■ Task details ■
Pick out the lines below with "type" and list them.
Data for the task start
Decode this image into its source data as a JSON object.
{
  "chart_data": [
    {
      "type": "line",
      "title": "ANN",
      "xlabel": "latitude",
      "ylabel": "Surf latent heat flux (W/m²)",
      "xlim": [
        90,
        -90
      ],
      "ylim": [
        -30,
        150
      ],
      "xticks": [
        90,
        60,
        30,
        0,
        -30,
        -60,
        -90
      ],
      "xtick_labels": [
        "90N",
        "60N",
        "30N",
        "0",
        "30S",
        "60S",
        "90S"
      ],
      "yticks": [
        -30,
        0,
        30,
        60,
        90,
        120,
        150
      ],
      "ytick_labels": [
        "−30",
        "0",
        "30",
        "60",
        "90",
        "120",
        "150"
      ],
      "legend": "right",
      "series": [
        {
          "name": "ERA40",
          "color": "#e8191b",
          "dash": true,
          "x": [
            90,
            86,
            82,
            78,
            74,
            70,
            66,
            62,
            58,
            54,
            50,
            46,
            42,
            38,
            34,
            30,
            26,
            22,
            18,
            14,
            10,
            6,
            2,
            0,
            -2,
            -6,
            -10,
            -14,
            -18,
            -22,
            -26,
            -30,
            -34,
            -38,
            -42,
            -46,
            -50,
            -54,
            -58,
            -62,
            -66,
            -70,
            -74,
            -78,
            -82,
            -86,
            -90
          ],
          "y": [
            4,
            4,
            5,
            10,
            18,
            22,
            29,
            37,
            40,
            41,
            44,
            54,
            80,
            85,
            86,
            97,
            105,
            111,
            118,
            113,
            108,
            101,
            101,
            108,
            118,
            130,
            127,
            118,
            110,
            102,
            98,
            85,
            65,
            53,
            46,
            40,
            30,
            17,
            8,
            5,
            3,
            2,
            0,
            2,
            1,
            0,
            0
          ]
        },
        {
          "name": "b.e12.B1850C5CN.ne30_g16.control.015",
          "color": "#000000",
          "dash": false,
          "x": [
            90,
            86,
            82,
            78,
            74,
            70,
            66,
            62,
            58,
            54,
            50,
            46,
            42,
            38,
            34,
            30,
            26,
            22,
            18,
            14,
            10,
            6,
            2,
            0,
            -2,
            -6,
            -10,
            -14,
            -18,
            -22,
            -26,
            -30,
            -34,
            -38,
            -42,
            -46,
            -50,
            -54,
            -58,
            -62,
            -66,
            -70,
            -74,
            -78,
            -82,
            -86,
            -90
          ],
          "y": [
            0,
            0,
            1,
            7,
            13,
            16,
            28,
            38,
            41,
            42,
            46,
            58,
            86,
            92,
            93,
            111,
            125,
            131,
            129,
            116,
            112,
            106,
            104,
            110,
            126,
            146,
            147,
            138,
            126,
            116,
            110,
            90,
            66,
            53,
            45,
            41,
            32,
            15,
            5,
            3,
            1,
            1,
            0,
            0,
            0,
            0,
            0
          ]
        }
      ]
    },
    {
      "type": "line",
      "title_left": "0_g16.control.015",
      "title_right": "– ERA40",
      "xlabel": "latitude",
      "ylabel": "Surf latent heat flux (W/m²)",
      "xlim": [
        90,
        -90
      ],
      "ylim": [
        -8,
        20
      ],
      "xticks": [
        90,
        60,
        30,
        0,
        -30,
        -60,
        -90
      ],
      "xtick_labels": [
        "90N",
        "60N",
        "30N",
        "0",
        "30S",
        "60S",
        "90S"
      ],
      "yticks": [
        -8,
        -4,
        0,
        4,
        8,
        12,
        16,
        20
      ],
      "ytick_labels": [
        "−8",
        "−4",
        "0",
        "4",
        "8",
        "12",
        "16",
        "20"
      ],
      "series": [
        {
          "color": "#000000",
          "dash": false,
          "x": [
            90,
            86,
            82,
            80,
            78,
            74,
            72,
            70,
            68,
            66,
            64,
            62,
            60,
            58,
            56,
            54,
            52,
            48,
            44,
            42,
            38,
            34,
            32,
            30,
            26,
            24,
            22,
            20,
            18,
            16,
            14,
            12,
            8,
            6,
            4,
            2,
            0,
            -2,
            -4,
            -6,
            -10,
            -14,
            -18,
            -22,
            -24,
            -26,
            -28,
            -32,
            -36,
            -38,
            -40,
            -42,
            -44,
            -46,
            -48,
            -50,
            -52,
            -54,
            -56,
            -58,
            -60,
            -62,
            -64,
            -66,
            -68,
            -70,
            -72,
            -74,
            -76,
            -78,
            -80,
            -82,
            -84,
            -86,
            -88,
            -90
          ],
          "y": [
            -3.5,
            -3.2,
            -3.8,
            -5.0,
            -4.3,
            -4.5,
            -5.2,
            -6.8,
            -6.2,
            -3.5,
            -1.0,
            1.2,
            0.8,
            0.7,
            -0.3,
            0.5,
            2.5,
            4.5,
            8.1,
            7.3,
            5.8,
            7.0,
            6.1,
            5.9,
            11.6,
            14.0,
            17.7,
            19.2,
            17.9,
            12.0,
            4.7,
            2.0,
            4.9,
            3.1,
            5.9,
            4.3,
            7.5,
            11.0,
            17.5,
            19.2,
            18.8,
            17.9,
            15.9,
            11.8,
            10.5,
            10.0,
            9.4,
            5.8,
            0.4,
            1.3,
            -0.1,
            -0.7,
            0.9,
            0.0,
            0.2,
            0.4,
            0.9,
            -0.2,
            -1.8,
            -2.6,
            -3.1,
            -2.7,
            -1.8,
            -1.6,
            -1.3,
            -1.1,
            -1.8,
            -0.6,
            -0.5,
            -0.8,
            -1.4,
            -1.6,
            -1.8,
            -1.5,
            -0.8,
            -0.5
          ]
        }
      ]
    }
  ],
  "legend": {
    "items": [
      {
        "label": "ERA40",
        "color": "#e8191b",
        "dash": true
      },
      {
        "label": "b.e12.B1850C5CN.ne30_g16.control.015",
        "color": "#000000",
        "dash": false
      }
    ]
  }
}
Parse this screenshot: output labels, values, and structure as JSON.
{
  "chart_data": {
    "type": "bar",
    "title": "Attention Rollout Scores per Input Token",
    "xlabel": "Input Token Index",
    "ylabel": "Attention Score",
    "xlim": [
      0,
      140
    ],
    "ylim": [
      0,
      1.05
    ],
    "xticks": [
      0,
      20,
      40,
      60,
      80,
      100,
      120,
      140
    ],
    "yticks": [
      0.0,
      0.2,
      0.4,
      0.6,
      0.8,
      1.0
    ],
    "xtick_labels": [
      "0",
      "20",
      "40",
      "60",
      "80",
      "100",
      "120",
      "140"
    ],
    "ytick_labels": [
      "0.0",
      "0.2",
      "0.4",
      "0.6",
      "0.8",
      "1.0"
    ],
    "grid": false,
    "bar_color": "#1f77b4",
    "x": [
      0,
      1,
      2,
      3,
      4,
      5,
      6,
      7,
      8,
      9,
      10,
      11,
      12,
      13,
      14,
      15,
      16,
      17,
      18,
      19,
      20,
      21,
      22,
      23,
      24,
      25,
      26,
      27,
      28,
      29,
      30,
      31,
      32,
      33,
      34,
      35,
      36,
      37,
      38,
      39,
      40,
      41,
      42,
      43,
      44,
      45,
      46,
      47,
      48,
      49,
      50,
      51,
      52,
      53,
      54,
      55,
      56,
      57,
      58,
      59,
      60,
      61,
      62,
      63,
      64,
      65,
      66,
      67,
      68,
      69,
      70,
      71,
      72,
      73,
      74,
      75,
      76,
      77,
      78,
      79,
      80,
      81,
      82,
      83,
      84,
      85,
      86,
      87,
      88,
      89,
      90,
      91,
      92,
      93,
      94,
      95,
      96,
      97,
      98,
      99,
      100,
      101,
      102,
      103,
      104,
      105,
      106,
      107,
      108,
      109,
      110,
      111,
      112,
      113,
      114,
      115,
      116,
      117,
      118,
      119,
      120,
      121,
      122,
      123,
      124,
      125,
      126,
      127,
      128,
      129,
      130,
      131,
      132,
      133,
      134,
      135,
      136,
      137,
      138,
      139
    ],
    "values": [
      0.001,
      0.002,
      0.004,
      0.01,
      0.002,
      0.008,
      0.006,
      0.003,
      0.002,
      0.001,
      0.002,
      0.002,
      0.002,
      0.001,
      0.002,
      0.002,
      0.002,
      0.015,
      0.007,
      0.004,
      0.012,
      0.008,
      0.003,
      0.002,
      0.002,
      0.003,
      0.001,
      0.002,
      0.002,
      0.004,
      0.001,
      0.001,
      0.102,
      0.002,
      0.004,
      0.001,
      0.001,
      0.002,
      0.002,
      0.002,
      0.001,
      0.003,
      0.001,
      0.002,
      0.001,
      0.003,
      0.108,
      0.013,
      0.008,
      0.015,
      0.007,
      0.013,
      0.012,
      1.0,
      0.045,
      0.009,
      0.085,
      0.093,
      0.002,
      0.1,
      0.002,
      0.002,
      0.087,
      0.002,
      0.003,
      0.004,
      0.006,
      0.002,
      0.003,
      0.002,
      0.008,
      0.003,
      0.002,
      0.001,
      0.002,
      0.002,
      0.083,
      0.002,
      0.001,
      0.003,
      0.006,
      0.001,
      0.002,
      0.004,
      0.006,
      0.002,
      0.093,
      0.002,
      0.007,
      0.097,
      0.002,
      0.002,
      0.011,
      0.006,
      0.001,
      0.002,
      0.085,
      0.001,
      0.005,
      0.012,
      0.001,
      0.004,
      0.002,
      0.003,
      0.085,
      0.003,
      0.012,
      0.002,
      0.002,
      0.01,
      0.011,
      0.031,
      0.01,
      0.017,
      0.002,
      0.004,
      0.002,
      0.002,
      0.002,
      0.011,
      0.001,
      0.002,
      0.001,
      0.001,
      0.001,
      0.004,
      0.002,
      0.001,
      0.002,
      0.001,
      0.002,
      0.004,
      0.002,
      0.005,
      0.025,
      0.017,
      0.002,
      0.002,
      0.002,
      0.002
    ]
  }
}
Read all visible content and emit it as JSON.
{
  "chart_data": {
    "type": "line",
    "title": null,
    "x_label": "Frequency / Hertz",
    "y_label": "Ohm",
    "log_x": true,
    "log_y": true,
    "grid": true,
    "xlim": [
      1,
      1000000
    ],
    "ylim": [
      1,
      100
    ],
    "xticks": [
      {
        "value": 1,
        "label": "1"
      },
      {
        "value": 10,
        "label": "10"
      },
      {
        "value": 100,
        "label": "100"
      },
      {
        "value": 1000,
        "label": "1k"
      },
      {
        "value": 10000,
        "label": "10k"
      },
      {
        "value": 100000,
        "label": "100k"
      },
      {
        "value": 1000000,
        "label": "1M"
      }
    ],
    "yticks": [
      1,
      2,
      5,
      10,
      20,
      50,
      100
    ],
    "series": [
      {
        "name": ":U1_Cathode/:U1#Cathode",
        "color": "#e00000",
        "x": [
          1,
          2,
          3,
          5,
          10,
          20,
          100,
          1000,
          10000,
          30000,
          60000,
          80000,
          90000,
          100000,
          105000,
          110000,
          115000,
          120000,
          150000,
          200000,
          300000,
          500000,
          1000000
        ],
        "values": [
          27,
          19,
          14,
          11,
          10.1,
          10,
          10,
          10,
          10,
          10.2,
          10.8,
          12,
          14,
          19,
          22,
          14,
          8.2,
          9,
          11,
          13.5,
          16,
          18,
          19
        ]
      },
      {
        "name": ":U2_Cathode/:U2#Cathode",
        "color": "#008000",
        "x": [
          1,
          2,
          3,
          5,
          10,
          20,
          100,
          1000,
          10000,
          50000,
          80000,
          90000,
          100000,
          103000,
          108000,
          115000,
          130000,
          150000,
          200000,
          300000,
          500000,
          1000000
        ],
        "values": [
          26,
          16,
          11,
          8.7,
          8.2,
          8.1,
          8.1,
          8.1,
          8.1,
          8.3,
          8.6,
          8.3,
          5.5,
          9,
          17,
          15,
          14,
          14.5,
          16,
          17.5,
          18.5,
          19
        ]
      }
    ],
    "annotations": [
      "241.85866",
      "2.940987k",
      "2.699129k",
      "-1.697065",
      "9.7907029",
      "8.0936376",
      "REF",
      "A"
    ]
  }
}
Data for the task end
■ Result for this exercise ■
      "type": "line",
      "type": "line",
    "type": "bar",
    "type": "line",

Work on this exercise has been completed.